What is being asked:
The records should be written out in full, with nothing altered.

(Part of a data file)
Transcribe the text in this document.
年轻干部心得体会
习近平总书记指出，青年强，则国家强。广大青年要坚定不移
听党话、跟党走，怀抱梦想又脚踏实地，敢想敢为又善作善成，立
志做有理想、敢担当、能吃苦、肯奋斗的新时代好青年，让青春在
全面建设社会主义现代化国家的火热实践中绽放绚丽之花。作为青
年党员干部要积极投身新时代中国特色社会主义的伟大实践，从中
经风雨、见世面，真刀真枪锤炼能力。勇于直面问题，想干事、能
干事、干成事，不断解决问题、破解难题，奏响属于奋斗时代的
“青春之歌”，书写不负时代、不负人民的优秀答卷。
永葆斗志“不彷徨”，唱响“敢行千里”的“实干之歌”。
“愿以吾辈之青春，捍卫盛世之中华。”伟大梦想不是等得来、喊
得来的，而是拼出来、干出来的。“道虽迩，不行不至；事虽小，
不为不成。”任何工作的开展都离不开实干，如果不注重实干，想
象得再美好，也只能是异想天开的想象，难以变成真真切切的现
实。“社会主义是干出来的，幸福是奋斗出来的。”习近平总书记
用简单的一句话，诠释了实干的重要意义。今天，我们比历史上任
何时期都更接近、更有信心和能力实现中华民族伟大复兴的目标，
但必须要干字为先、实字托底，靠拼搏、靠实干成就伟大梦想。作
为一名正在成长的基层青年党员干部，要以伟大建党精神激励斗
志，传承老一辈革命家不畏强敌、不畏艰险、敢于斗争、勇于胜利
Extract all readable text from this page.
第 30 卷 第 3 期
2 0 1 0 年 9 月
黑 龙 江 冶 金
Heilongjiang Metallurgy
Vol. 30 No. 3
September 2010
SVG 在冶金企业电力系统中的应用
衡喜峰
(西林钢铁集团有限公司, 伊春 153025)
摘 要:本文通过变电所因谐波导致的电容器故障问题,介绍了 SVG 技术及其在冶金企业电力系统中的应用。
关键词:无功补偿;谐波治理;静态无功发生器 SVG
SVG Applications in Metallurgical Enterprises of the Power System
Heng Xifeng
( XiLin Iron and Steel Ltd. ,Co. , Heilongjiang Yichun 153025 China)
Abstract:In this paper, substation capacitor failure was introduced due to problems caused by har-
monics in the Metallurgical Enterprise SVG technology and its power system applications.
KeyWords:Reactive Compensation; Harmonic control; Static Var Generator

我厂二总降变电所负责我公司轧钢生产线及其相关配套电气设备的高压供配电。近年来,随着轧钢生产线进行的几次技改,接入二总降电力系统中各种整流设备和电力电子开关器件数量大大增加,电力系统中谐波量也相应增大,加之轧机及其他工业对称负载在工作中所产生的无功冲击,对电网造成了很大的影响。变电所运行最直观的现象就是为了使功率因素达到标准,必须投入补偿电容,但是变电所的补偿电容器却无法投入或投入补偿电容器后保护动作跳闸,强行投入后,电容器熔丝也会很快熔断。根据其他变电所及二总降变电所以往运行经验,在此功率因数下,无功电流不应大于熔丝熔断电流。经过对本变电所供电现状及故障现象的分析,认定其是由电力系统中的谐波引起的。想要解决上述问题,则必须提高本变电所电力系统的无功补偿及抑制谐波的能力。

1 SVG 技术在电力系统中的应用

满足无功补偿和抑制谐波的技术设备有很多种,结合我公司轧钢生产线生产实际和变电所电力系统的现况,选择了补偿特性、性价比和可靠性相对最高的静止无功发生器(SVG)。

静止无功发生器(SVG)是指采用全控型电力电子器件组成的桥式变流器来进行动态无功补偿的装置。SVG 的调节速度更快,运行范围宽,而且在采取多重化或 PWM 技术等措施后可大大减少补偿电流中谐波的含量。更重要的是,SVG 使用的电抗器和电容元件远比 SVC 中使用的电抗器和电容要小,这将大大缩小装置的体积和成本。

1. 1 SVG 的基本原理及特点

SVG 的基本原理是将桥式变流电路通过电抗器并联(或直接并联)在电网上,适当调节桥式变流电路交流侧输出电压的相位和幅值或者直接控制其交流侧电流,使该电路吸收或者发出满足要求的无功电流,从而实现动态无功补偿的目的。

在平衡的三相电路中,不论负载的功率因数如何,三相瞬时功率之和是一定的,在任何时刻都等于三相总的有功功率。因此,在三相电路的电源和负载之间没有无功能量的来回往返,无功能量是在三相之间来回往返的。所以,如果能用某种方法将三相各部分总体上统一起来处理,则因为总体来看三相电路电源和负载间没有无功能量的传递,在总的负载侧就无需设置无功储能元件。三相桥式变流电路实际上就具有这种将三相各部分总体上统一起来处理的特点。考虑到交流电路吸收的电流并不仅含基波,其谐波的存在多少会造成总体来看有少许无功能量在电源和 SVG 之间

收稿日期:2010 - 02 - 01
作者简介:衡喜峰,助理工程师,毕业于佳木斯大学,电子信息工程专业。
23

Worked solution:
Transcribe the text in this document.
年轻干部心得体会
习近平总书记指出，青年强，则国家强。广大青年要坚定不移
听党话、跟党走，怀抱梦想又脚踏实地，敢想敢为又善作善成，立
志做有理想、敢担当、能吃苦、肯奋斗的新时代好青年，让青春在
全面建设社会主义现代化国家的火热实践中绽放绚丽之花。作为青
年党员干部要积极投身新时代中国特色社会主义的伟大实践，从中
经风雨、见世面，真刀真枪锤炼能力。勇于直面问题，想干事、能
干事、干成事，不断解决问题、破解难题，奏响属于奋斗时代的
“青春之歌”，书写不负时代、不负人民的优秀答卷。
永葆斗志“不彷徨”，唱响“敢行千里”的“实干之歌”。
“愿以吾辈之青春，捍卫盛世之中华。”伟大梦想不是等得来、喊
得来的，而是拼出来、干出来的。“道虽迩，不行不至；事虽小，
不为不成。”任何工作的开展都离不开实干，如果不注重实干，想
象得再美好，也只能是异想天开的想象，难以变成真真切切的现
实。“社会主义是干出来的，幸福是奋斗出来的。”习近平总书记
用简单的一句话，诠释了实干的重要意义。今天，我们比历史上任
何时期都更接近、更有信心和能力实现中华民族伟大复兴的目标，
但必须要干字为先、实字托底，靠拼搏、靠实干成就伟大梦想。作
为一名正在成长的基层青年党员干部，要以伟大建党精神激励斗
志，传承老一辈革命家不畏强敌、不畏艰险、敢于斗争、勇于胜利
Extract all readable text from this page.
第 30 卷 第 3 期
2 0 1 0 年 9 月
黑 龙 江 冶 金
Heilongjiang Metallurgy
Vol. 30 No. 3
September 2010
SVG 在冶金企业电力系统中的应用
衡喜峰
(西林钢铁集团有限公司, 伊春 153025)
摘 要:本文通过变电所因谐波导致的电容器故障问题,介绍了 SVG 技术及其在冶金企业电力系统中的应用。
关键词:无功补偿;谐波治理;静态无功发生器 SVG
SVG Applications in Metallurgical Enterprises of the Power System
Heng Xifeng
( XiLin Iron and Steel Ltd. ,Co. , Heilongjiang Yichun 153025 China)
Abstract:In this paper, substation capacitor failure was introduced due to problems caused by har-
monics in the Metallurgical Enterprise SVG technology and its power system applications.
KeyWords:Reactive Compensation; Harmonic control; Static Var Generator

我厂二总降变电所负责我公司轧钢生产线及其相关配套电气设备的高压供配电。近年来,随着轧钢生产线进行的几次技改,接入二总降电力系统中各种整流设备和电力电子开关器件数量大大增加,电力系统中谐波量也相应增大,加之轧机及其他工业对称负载在工作中所产生的无功冲击,对电网造成了很大的影响。变电所运行最直观的现象就是为了使功率因素达到标准,必须投入补偿电容,但是变电所的补偿电容器却无法投入或投入补偿电容器后保护动作跳闸,强行投入后,电容器熔丝也会很快熔断。根据其他变电所及二总降变电所以往运行经验,在此功率因数下,无功电流不应大于熔丝熔断电流。经过对本变电所供电现状及故障现象的分析,认定其是由电力系统中的谐波引起的。想要解决上述问题,则必须提高本变电所电力系统的无功补偿及抑制谐波的能力。

1 SVG 技术在电力系统中的应用

满足无功补偿和抑制谐波的技术设备有很多种,结合我公司轧钢生产线生产实际和变电所电力系统的现况,选择了补偿特性、性价比和可靠性相对最高的静止无功发生器(SVG)。

静止无功发生器(SVG)是指采用全控型电力电子器件组成的桥式变流器来进行动态无功补偿的装置。SVG 的调节速度更快,运行范围宽,而且在采取多重化或 PWM 技术等措施后可大大减少补偿电流中谐波的含量。更重要的是,SVG 使用的电抗器和电容元件远比 SVC 中使用的电抗器和电容要小,这将大大缩小装置的体积和成本。

1. 1 SVG 的基本原理及特点

SVG 的基本原理是将桥式变流电路通过电抗器并联(或直接并联)在电网上,适当调节桥式变流电路交流侧输出电压的相位和幅值或者直接控制其交流侧电流,使该电路吸收或者发出满足要求的无功电流,从而实现动态无功补偿的目的。

在平衡的三相电路中,不论负载的功率因数如何,三相瞬时功率之和是一定的,在任何时刻都等于三相总的有功功率。因此,在三相电路的电源和负载之间没有无功能量的来回往返,无功能量是在三相之间来回往返的。所以,如果能用某种方法将三相各部分总体上统一起来处理,则因为总体来看三相电路电源和负载间没有无功能量的传递,在总的负载侧就无需设置无功储能元件。三相桥式变流电路实际上就具有这种将三相各部分总体上统一起来处理的特点。考虑到交流电路吸收的电流并不仅含基波,其谐波的存在多少会造成总体来看有少许无功能量在电源和 SVG 之间

收稿日期:2010 - 02 - 01
作者简介:衡喜峰,助理工程师,毕业于佳木斯大学,电子信息工程专业。
23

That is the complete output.